> Problem statement: Below are records. Copy every line with "value" in it.

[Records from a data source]
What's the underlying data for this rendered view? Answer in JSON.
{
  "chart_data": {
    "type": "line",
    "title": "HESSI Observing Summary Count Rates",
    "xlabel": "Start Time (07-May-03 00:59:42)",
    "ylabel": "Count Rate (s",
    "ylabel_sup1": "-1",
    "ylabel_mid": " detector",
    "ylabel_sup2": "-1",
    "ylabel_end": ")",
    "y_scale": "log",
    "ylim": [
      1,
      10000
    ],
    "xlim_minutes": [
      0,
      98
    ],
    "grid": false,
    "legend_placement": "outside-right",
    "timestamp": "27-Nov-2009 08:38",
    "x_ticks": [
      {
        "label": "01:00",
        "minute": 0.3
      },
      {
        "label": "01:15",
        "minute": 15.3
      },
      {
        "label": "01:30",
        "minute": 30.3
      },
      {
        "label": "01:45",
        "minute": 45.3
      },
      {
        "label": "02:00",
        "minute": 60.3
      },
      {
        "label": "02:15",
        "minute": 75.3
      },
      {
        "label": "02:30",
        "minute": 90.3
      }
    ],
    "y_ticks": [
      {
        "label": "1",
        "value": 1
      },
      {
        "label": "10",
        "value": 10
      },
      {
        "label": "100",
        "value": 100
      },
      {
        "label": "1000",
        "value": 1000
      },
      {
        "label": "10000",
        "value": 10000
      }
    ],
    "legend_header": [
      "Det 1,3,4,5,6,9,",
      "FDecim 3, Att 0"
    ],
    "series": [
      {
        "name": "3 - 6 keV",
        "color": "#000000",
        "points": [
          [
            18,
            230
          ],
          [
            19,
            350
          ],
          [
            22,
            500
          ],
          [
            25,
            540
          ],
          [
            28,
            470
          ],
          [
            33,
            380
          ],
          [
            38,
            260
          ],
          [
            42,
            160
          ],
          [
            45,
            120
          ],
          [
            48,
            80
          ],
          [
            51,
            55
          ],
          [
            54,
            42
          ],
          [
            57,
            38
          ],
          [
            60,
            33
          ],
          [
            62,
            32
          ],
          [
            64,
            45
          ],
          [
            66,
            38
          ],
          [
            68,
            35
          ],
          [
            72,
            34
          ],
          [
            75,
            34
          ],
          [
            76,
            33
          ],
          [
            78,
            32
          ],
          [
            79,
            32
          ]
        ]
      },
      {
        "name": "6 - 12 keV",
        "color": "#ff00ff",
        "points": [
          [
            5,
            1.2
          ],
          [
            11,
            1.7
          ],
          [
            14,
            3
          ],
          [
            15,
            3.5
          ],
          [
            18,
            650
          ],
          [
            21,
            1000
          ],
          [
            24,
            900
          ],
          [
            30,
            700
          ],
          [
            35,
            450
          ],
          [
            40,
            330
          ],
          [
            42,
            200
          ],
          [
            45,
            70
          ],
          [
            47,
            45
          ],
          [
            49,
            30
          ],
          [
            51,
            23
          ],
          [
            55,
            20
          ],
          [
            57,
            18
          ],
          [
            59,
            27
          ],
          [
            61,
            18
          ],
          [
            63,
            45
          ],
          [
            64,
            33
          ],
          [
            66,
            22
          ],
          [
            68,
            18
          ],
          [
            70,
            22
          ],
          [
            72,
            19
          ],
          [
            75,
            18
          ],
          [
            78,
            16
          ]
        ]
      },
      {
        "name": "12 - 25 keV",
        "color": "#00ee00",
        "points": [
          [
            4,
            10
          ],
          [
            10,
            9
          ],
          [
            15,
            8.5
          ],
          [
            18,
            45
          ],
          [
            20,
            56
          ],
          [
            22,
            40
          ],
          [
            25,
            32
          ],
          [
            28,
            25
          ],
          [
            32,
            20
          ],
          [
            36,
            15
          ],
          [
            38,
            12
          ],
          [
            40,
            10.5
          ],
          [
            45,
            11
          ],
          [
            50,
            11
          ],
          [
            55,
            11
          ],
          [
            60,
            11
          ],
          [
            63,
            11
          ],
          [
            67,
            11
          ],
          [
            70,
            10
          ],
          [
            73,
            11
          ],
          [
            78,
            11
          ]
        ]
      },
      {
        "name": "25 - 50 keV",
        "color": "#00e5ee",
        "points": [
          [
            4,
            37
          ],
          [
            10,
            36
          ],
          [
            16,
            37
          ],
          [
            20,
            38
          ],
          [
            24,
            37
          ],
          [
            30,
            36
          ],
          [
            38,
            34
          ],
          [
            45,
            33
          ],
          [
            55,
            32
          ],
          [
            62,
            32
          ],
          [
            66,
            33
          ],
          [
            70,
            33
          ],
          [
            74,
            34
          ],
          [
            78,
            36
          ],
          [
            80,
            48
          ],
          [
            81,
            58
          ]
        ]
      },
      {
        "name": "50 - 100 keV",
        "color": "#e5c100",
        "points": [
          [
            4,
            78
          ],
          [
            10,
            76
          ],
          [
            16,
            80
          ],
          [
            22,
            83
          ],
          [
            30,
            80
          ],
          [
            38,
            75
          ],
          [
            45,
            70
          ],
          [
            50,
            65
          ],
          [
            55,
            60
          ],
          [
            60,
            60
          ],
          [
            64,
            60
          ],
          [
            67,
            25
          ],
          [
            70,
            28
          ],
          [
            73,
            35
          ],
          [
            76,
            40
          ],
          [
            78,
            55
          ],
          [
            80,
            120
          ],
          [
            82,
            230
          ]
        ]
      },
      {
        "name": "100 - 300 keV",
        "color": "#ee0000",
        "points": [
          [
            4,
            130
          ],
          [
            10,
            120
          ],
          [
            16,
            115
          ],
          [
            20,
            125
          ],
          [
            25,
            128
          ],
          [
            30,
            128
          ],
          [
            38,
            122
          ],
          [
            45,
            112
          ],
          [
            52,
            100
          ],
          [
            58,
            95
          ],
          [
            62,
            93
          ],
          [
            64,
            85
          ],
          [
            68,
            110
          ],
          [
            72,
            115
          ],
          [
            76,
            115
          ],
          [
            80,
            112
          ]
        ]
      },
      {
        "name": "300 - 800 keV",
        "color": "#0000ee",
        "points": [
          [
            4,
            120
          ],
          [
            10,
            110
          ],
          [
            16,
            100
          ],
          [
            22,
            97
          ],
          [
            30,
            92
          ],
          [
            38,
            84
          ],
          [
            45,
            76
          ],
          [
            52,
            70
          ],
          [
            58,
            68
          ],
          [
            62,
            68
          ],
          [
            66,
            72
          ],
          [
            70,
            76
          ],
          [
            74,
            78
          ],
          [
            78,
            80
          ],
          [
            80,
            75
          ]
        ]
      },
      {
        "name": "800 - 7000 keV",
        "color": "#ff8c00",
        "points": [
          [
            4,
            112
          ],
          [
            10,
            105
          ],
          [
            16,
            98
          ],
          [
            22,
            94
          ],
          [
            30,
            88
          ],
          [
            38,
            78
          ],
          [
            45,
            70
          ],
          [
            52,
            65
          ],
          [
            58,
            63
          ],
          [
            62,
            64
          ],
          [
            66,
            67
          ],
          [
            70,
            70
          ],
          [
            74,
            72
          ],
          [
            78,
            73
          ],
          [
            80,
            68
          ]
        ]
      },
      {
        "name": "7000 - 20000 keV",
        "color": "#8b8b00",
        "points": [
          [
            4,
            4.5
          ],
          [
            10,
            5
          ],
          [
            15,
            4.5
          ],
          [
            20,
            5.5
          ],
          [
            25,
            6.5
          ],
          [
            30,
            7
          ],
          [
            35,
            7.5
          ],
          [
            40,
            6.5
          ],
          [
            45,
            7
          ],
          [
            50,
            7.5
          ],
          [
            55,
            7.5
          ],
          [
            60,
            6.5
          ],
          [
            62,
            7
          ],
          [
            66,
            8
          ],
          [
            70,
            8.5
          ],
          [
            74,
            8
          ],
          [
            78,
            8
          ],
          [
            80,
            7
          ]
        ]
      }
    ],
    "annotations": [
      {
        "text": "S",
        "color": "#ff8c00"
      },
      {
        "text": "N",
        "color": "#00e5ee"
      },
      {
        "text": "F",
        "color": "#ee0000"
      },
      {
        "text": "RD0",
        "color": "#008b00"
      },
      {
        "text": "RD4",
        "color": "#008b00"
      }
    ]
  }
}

> The solution:
        "value": 1
        "value": 10
        "value": 100
        "value": 1000
        "value": 10000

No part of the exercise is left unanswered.